PROBLEM REQUIREMENTS> Show every line in the records below that contains the word "您已成功办理我店".

MATERIAL PROVIDED>
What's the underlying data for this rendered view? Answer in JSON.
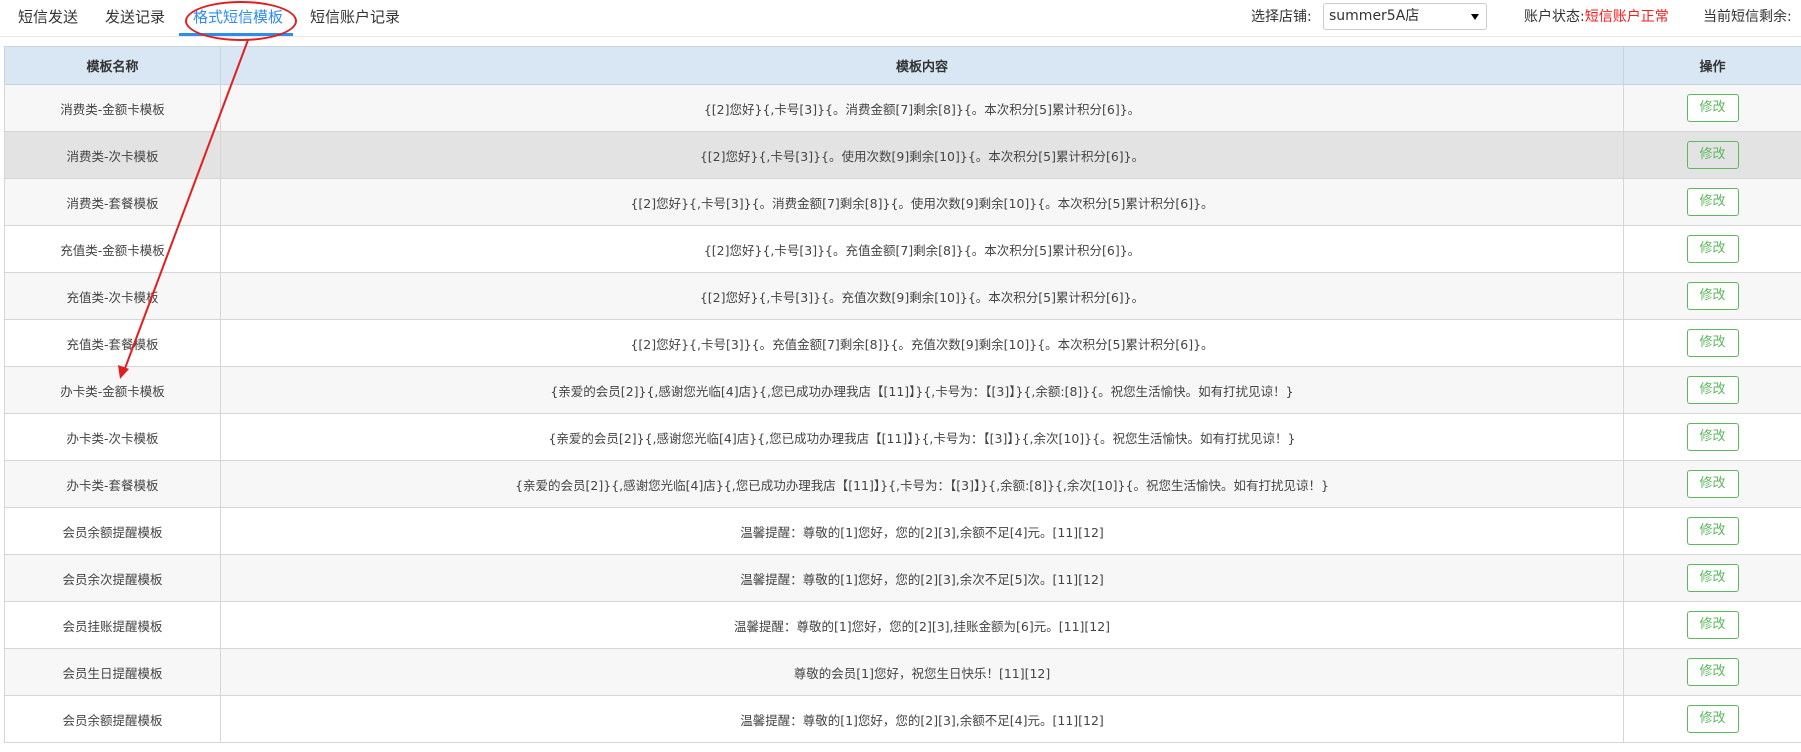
{
  "tabs": [
    {
      "label": "短信发送"
    },
    {
      "label": "发送记录"
    },
    {
      "label": "格式短信模板"
    },
    {
      "label": "短信账户记录"
    }
  ],
  "store": {
    "label": "选择店铺:",
    "value": "summer5A店"
  },
  "account": {
    "label": "账户状态:",
    "status": "短信账户正常"
  },
  "remaining": {
    "label": "当前短信剩余:"
  },
  "table": {
    "headers": [
      "模板名称",
      "模板内容",
      "操作"
    ],
    "edit_label": "修改",
    "rows": [
      {
        "name": "消费类-金额卡模板",
        "content": "{[2]您好}{,卡号[3]}{。消费金额[7]剩余[8]}{。本次积分[5]累计积分[6]}。"
      },
      {
        "name": "消费类-次卡模板",
        "content": "{[2]您好}{,卡号[3]}{。使用次数[9]剩余[10]}{。本次积分[5]累计积分[6]}。"
      },
      {
        "name": "消费类-套餐模板",
        "content": "{[2]您好}{,卡号[3]}{。消费金额[7]剩余[8]}{。使用次数[9]剩余[10]}{。本次积分[5]累计积分[6]}。"
      },
      {
        "name": "充值类-金额卡模板",
        "content": "{[2]您好}{,卡号[3]}{。充值金额[7]剩余[8]}{。本次积分[5]累计积分[6]}。"
      },
      {
        "name": "充值类-次卡模板",
        "content": "{[2]您好}{,卡号[3]}{。充值次数[9]剩余[10]}{。本次积分[5]累计积分[6]}。"
      },
      {
        "name": "充值类-套餐模板",
        "content": "{[2]您好}{,卡号[3]}{。充值金额[7]剩余[8]}{。充值次数[9]剩余[10]}{。本次积分[5]累计积分[6]}。"
      },
      {
        "name": "办卡类-金额卡模板",
        "content": "{亲爱的会员[2]}{,感谢您光临[4]店}{,您已成功办理我店【[11]】}{,卡号为：【[3]】}{,余额:[8]}{。祝您生活愉快。如有打扰见谅！}"
      },
      {
        "name": "办卡类-次卡模板",
        "content": "{亲爱的会员[2]}{,感谢您光临[4]店}{,您已成功办理我店【[11]】}{,卡号为：【[3]】}{,余次[10]}{。祝您生活愉快。如有打扰见谅！}"
      },
      {
        "name": "办卡类-套餐模板",
        "content": "{亲爱的会员[2]}{,感谢您光临[4]店}{,您已成功办理我店【[11]】}{,卡号为：【[3]】}{,余额:[8]}{,余次[10]}{。祝您生活愉快。如有打扰见谅！}"
      },
      {
        "name": "会员余额提醒模板",
        "content": "温馨提醒：尊敬的[1]您好，您的[2][3],余额不足[4]元。[11][12]"
      },
      {
        "name": "会员余次提醒模板",
        "content": "温馨提醒：尊敬的[1]您好，您的[2][3],余次不足[5]次。[11][12]"
      },
      {
        "name": "会员挂账提醒模板",
        "content": "温馨提醒：尊敬的[1]您好，您的[2][3],挂账金额为[6]元。[11][12]"
      },
      {
        "name": "会员生日提醒模板",
        "content": "尊敬的会员[1]您好，祝您生日快乐！[11][12]"
      },
      {
        "name": "会员余额提醒模板",
        "content": "温馨提醒：尊敬的[1]您好，您的[2][3],余额不足[4]元。[11][12]"
      }
    ]
  },
  "colors": {
    "accent": "#2d8cf0",
    "status_ok": "#ff1a1a",
    "edit_button": "#5cb85c",
    "header_bg": "#d9e7f5",
    "annotation": "#e02020"
  }
}
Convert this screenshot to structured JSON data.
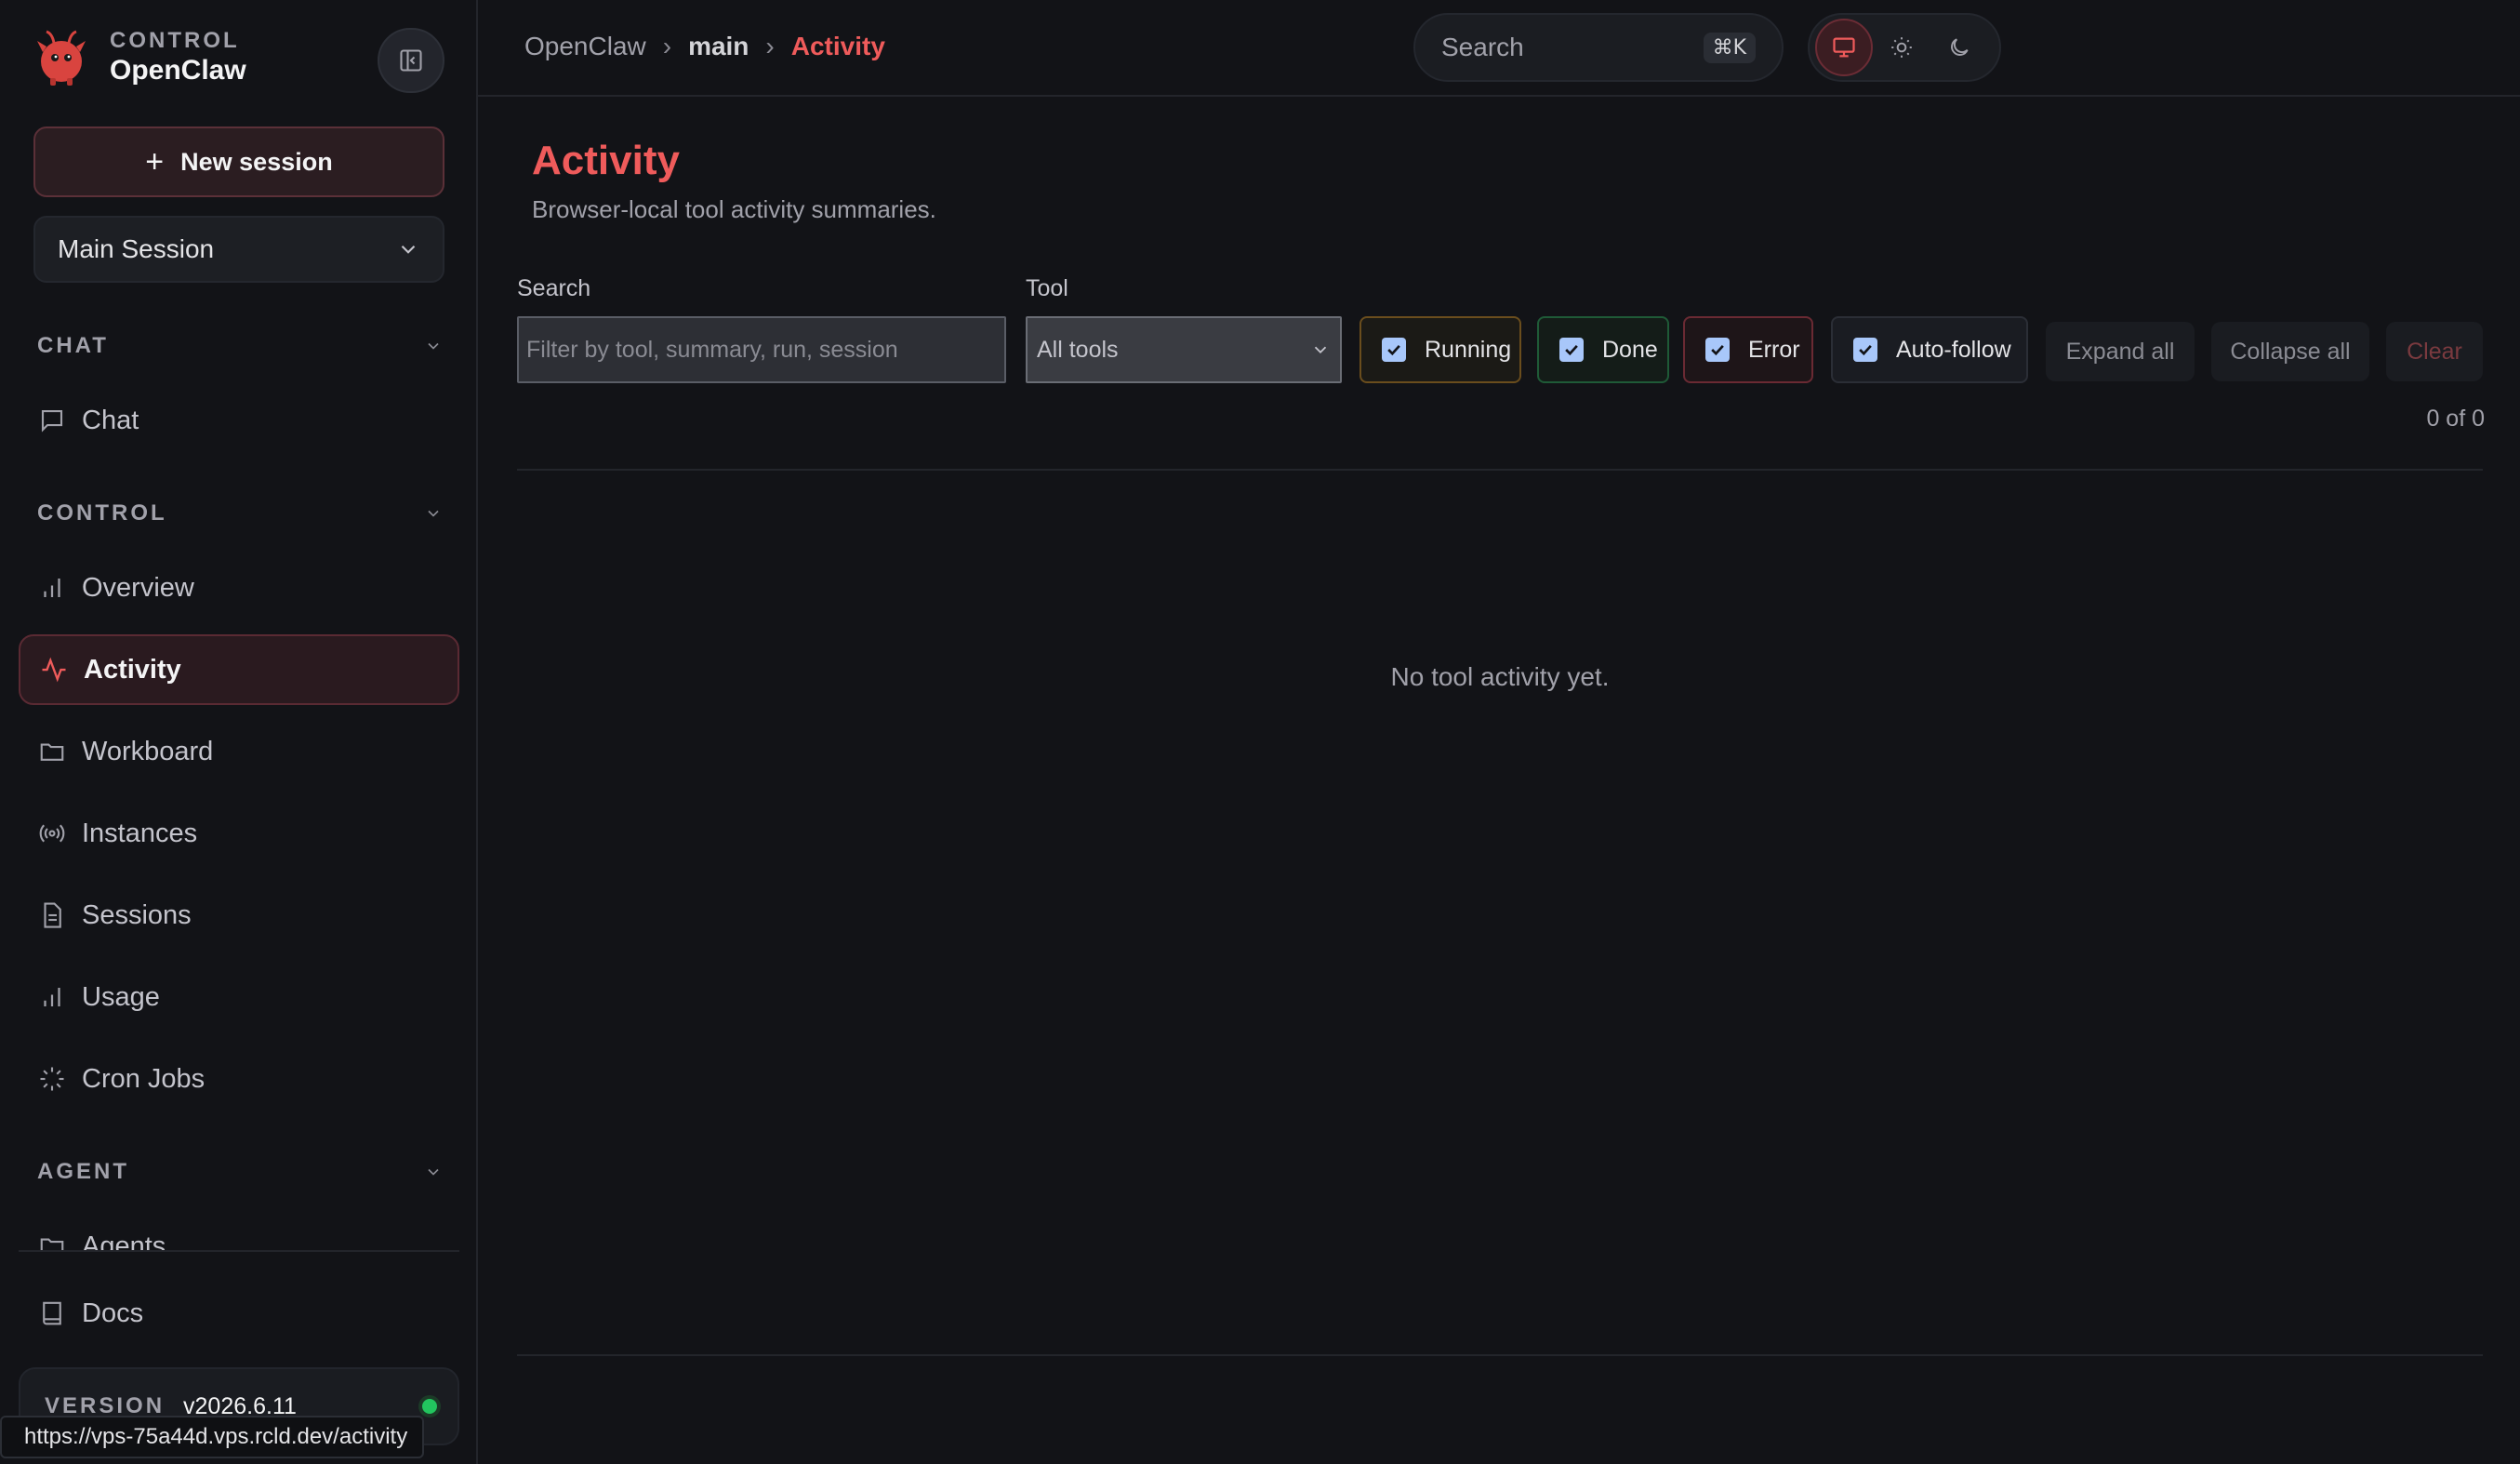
{
  "brand": {
    "sub": "CONTROL",
    "name": "OpenClaw"
  },
  "sidebar": {
    "new_session": "New session",
    "session_select": "Main Session",
    "sections": [
      {
        "title": "CHAT",
        "items": [
          {
            "label": "Chat",
            "icon": "message-icon"
          }
        ]
      },
      {
        "title": "CONTROL",
        "items": [
          {
            "label": "Overview",
            "icon": "bar-chart-icon"
          },
          {
            "label": "Activity",
            "icon": "activity-icon",
            "active": true
          },
          {
            "label": "Workboard",
            "icon": "folder-icon"
          },
          {
            "label": "Instances",
            "icon": "radio-icon"
          },
          {
            "label": "Sessions",
            "icon": "document-icon"
          },
          {
            "label": "Usage",
            "icon": "bar-chart-icon"
          },
          {
            "label": "Cron Jobs",
            "icon": "loader-icon"
          }
        ]
      },
      {
        "title": "AGENT",
        "items": [
          {
            "label": "Agents",
            "icon": "folder-icon"
          }
        ]
      }
    ],
    "docs": "Docs",
    "version_label": "VERSION",
    "version_value": "v2026.6.11",
    "status_color": "#22c55e"
  },
  "url_tooltip": "https://vps-75a44d.vps.rcld.dev/activity",
  "topbar": {
    "breadcrumb": [
      "OpenClaw",
      "main",
      "Activity"
    ],
    "search_placeholder": "Search",
    "shortcut": "⌘K",
    "theme_modes": [
      "monitor-icon",
      "sun-icon",
      "moon-icon"
    ],
    "active_theme": "system"
  },
  "main": {
    "title": "Activity",
    "subtitle": "Browser-local tool activity summaries.",
    "search_label": "Search",
    "search_placeholder": "Filter by tool, summary, run, session",
    "tool_label": "Tool",
    "tool_value": "All tools",
    "filters": [
      {
        "label": "Running",
        "checked": true
      },
      {
        "label": "Done",
        "checked": true
      },
      {
        "label": "Error",
        "checked": true
      },
      {
        "label": "Auto-follow",
        "checked": true
      }
    ],
    "expand_all": "Expand all",
    "collapse_all": "Collapse all",
    "clear": "Clear",
    "count": "0 of 0",
    "empty_message": "No tool activity yet."
  },
  "colors": {
    "accent": "#ef5b5b",
    "running": "#6a4d1d",
    "done": "#1f5a37",
    "error": "#6a2a33"
  }
}
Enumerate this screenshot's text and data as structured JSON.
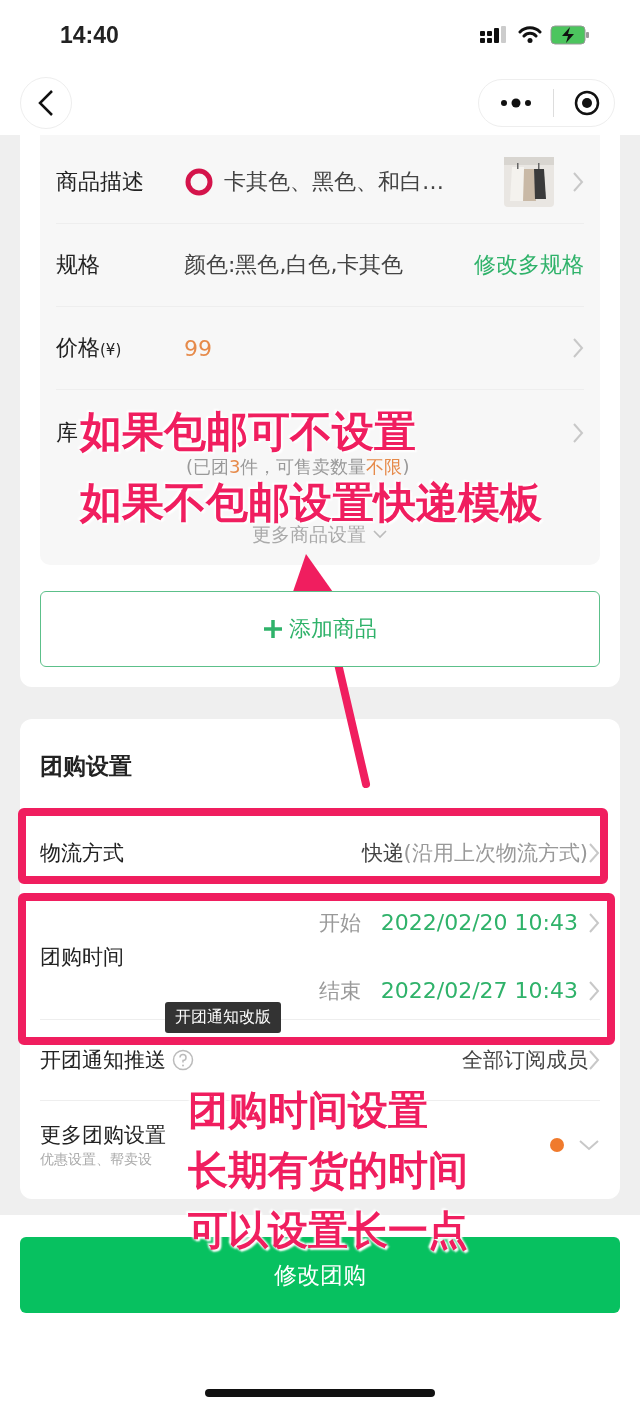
{
  "status_bar": {
    "time": "14:40"
  },
  "product": {
    "rows": [
      {
        "kind": "description",
        "label": "商品描述",
        "value": "卡其色、黑色、和白…"
      },
      {
        "kind": "spec",
        "label": "规格",
        "value": "颜色:黑色,白色,卡其色",
        "action": "修改多规格"
      },
      {
        "kind": "price",
        "label": "价格",
        "unit": "(¥)",
        "value": "99"
      },
      {
        "kind": "stock",
        "label": "库",
        "note": [
          {
            "text": "(已团",
            "accent": false
          },
          {
            "text": "3",
            "accent": true
          },
          {
            "text": "件，可售卖数量",
            "accent": false
          },
          {
            "text": "不限",
            "accent": true
          },
          {
            "text": ")",
            "accent": false
          }
        ]
      }
    ],
    "more_settings": "更多商品设置",
    "add_button": "添加商品"
  },
  "group_settings": {
    "title": "团购设置",
    "rows": [
      {
        "kind": "logistics",
        "label": "物流方式",
        "value": "快递",
        "note": "(沿用上次物流方式)"
      },
      {
        "kind": "time",
        "label": "团购时间",
        "start_label": "开始",
        "start_value": "2022/02/20 10:43",
        "end_label": "结束",
        "end_value": "2022/02/27 10:43"
      },
      {
        "kind": "notify",
        "label": "开团通知推送",
        "value": "全部订阅成员",
        "tooltip": "开团通知改版"
      },
      {
        "kind": "more",
        "label": "更多团购设置",
        "sub": "优惠设置、帮卖设",
        "dot": true
      }
    ]
  },
  "submit_button": "修改团购",
  "annotations": [
    {
      "lines": [
        "如果包邮可不设置",
        "如果不包邮设置快递模板"
      ]
    },
    {
      "lines": [
        "团购时间设置",
        "长期有货的时间",
        "可以设置长一点"
      ]
    }
  ]
}
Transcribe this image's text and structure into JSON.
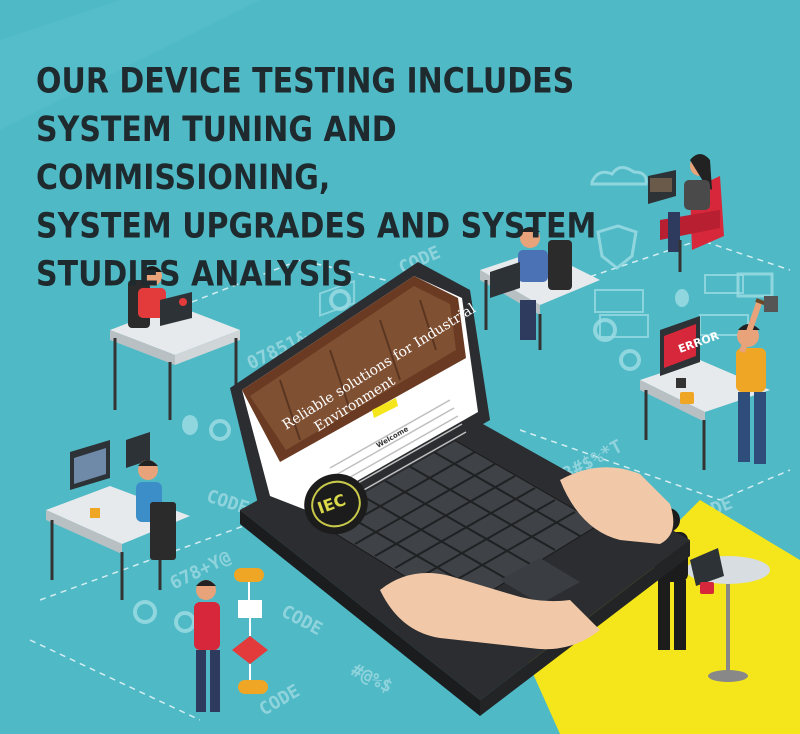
{
  "headline": {
    "line1": "OUR DEVICE TESTING INCLUDES",
    "line2": "SYSTEM TUNING AND COMMISSIONING,",
    "line3": "SYSTEM UPGRADES AND SYSTEM",
    "line4": "STUDIES ANALYSIS"
  },
  "laptop_screen": {
    "hero_line1": "Reliable solutions for Industrial",
    "hero_line2": "Environment",
    "welcome": "Welcome",
    "logo_text": "IEC"
  },
  "floor_labels": {
    "code1": "CODE",
    "code2": "CODE",
    "code3": "CODE",
    "code4": "CODE",
    "code5": "CODE",
    "error_sign": "ERROR",
    "glyphs1": "07851&",
    "glyphs2": "678+Y@",
    "glyphs3": "3#$%*T",
    "glyphs4": "#@%$"
  },
  "colors": {
    "background": "#4fb9c6",
    "headline": "#1e2a2e",
    "accent_yellow": "#f5e61b",
    "floor_glyph": "#8fd3dc"
  }
}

COMPLETED TASK>
        "content": "{亲爱的会员[2]}{,感谢您光临[4]店}{,您已成功办理我店【[11]】}{,卡号为：【[3]】}{,余额:[8]}{。祝您生活愉快。如有打扰见谅！}"
        "content": "{亲爱的会员[2]}{,感谢您光临[4]店}{,您已成功办理我店【[11]】}{,卡号为：【[3]】}{,余次[10]}{。祝您生活愉快。如有打扰见谅！}"
        "content": "{亲爱的会员[2]}{,感谢您光临[4]店}{,您已成功办理我店【[11]】}{,卡号为：【[3]】}{,余额:[8]}{,余次[10]}{。祝您生活愉快。如有打扰见谅！}"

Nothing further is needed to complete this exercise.